*WHAT TO DO*: Duplicate every line of the items below without any change, leaving out the pictures.

● ● ●

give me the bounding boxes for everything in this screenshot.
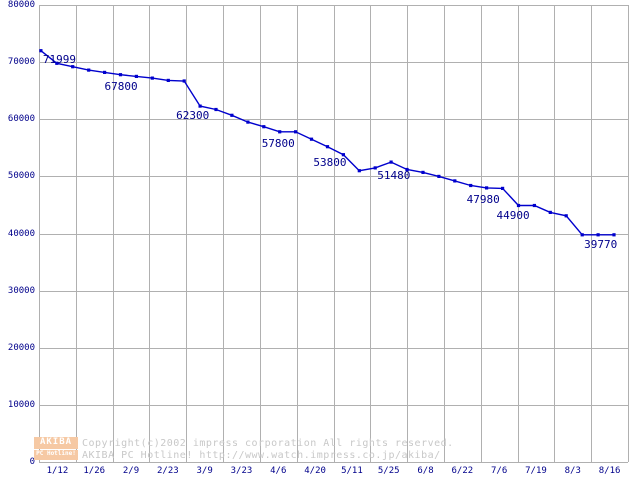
y-tick-label: 0 (29, 457, 35, 467)
data-point-marker (118, 73, 123, 77)
data-point-marker (246, 120, 250, 124)
data-point-marker (150, 76, 154, 80)
data-point-marker (357, 169, 361, 173)
y-tick-label: 70000 (7, 57, 35, 68)
x-tick-label: 1/12 (46, 466, 69, 476)
x-tick-label: 6/22 (451, 466, 474, 476)
data-point-marker (516, 203, 521, 208)
data-point-marker (71, 65, 75, 69)
data-point-marker (230, 113, 234, 117)
data-point-value-label: 39770 (584, 237, 618, 251)
data-point-marker (485, 186, 489, 190)
data-point-marker (596, 233, 600, 237)
data-point-marker (103, 70, 107, 74)
y-tick-label: 80000 (7, 0, 35, 10)
data-point-marker (389, 160, 393, 164)
data-point-marker (548, 210, 552, 214)
y-tick-label: 10000 (7, 399, 35, 410)
x-tick-label: 3/23 (230, 466, 253, 476)
data-point-value-label: 62300 (176, 109, 210, 123)
data-point-marker (262, 125, 266, 129)
y-tick-label: 30000 (7, 285, 35, 296)
data-point-marker (341, 153, 345, 157)
data-point-value-label: 67800 (104, 79, 138, 93)
data-point-marker (309, 137, 314, 141)
x-tick-label: 8/3 (564, 466, 581, 476)
data-point-value-label: 71999 (42, 52, 77, 66)
x-tick-label: 3/9 (196, 466, 213, 476)
x-tick-label: 1/26 (83, 466, 106, 476)
data-point-marker (87, 68, 91, 72)
x-tick-label: 8/16 (598, 466, 621, 476)
data-point-marker (564, 214, 568, 218)
data-point-value-label: 47980 (466, 192, 500, 206)
data-point-value-label: 51480 (377, 168, 411, 182)
y-tick-label: 20000 (7, 342, 35, 353)
y-tick-label: 60000 (7, 114, 35, 125)
data-point-marker (421, 170, 425, 174)
x-tick-label: 4/6 (270, 466, 287, 476)
data-point-marker (612, 233, 616, 237)
copyright-watermark-line2: AKIBA PC Hotline! http://www.watch.impre… (82, 450, 441, 461)
data-point-marker (532, 203, 536, 208)
y-tick-label: 40000 (7, 228, 35, 239)
data-point-marker (405, 167, 409, 172)
data-point-value-label: 44900 (496, 208, 530, 222)
y-tick-label: 50000 (7, 171, 35, 182)
data-line (40, 50, 614, 236)
data-point-marker (580, 233, 584, 237)
data-point-marker (501, 186, 505, 190)
akiba-logo-watermark: AKIBA (34, 437, 78, 449)
data-point-marker (166, 78, 170, 82)
data-point-marker (134, 74, 138, 78)
pc-hotline-logo-watermark: PC Hotline! (34, 450, 78, 460)
copyright-watermark-line1: Copyright(c)2002 impress corporation All… (82, 438, 454, 449)
data-point-marker (182, 79, 186, 83)
x-tick-label: 5/25 (377, 466, 400, 476)
x-tick-label: 5/11 (341, 466, 363, 476)
x-tick-label: 2/23 (157, 466, 179, 476)
data-point-marker (469, 183, 473, 188)
data-point-marker (214, 107, 218, 112)
x-tick-label: 4/20 (304, 466, 326, 476)
x-tick-label: 6/8 (417, 466, 434, 476)
data-point-marker (453, 179, 457, 183)
data-point-marker (39, 49, 43, 53)
data-point-marker (373, 166, 377, 170)
data-point-marker (294, 130, 298, 134)
data-point-marker (278, 130, 282, 134)
x-tick-label: 7/6 (491, 466, 508, 476)
data-point-marker (437, 174, 441, 178)
data-point-value-label: 53800 (313, 155, 347, 169)
x-tick-label: 2/9 (122, 466, 140, 476)
data-point-marker (198, 104, 202, 108)
x-tick-label: 7/19 (525, 466, 547, 476)
data-point-marker (325, 145, 330, 149)
data-point-marker (55, 61, 59, 65)
data-point-value-label: 57800 (261, 136, 295, 150)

● ● ●

*COMPLETED TASK*:
give me the bounding boxes for everything in this screenshot.
y-tick-label: 0 (29, 457, 35, 467)
data-point-marker (118, 73, 123, 77)
data-point-marker (246, 120, 250, 124)
data-point-marker (150, 76, 154, 80)
data-point-marker (357, 169, 361, 173)
y-tick-label: 70000 (7, 57, 35, 68)
x-tick-label: 1/12 (46, 466, 69, 476)
x-tick-label: 6/22 (451, 466, 474, 476)
data-point-marker (516, 203, 521, 208)
data-point-marker (71, 65, 75, 69)
data-point-marker (230, 113, 234, 117)
data-point-value-label: 39770 (584, 237, 618, 251)
data-point-marker (485, 186, 489, 190)
data-point-marker (596, 233, 600, 237)
data-point-marker (103, 70, 107, 74)
y-tick-label: 80000 (7, 0, 35, 10)
data-point-marker (389, 160, 393, 164)
data-point-marker (548, 210, 552, 214)
y-tick-label: 10000 (7, 399, 35, 410)
x-tick-label: 3/23 (230, 466, 253, 476)
data-point-value-label: 62300 (176, 109, 210, 123)
data-point-marker (262, 125, 266, 129)
y-tick-label: 30000 (7, 285, 35, 296)
data-point-marker (341, 153, 345, 157)
data-point-value-label: 67800 (104, 79, 138, 93)
data-point-marker (309, 137, 314, 141)
x-tick-label: 8/3 (564, 466, 581, 476)
data-point-value-label: 71999 (42, 52, 77, 66)
x-tick-label: 3/9 (196, 466, 213, 476)
x-tick-label: 1/26 (83, 466, 106, 476)
data-point-marker (87, 68, 91, 72)
x-tick-label: 8/16 (598, 466, 621, 476)
data-point-marker (564, 214, 568, 218)
data-point-value-label: 47980 (466, 192, 500, 206)
data-point-value-label: 51480 (377, 168, 411, 182)
y-tick-label: 20000 (7, 342, 35, 353)
y-tick-label: 60000 (7, 114, 35, 125)
data-point-marker (421, 170, 425, 174)
x-tick-label: 4/6 (270, 466, 287, 476)
data-point-marker (612, 233, 616, 237)
copyright-watermark-line2: AKIBA PC Hotline! http://www.watch.impre… (82, 450, 441, 461)
data-point-marker (532, 203, 536, 208)
y-tick-label: 40000 (7, 228, 35, 239)
data-point-marker (405, 167, 409, 172)
data-point-value-label: 44900 (496, 208, 530, 222)
y-tick-label: 50000 (7, 171, 35, 182)
data-line (40, 50, 614, 236)
data-point-marker (580, 233, 584, 237)
data-point-marker (501, 186, 505, 190)
akiba-logo-watermark: AKIBA (34, 437, 78, 449)
data-point-marker (166, 78, 170, 82)
data-point-marker (134, 74, 138, 78)
pc-hotline-logo-watermark: PC Hotline! (34, 450, 78, 460)
copyright-watermark-line1: Copyright(c)2002 impress corporation All… (82, 438, 454, 449)
data-point-marker (182, 79, 186, 83)
x-tick-label: 5/25 (377, 466, 400, 476)
x-tick-label: 5/11 (341, 466, 363, 476)
x-tick-label: 2/23 (157, 466, 179, 476)
data-point-marker (469, 183, 473, 188)
data-point-marker (214, 107, 218, 112)
x-tick-label: 4/20 (304, 466, 326, 476)
x-tick-label: 6/8 (417, 466, 434, 476)
data-point-marker (453, 179, 457, 183)
data-point-marker (39, 49, 43, 53)
data-point-marker (373, 166, 377, 170)
data-point-marker (294, 130, 298, 134)
data-point-marker (278, 130, 282, 134)
x-tick-label: 7/6 (491, 466, 508, 476)
data-point-marker (437, 174, 441, 178)
data-point-value-label: 53800 (313, 155, 347, 169)
x-tick-label: 2/9 (122, 466, 140, 476)
data-point-marker (198, 104, 202, 108)
x-tick-label: 7/19 (525, 466, 547, 476)
data-point-marker (325, 145, 330, 149)
data-point-marker (55, 61, 59, 65)
data-point-value-label: 57800 (261, 136, 295, 150)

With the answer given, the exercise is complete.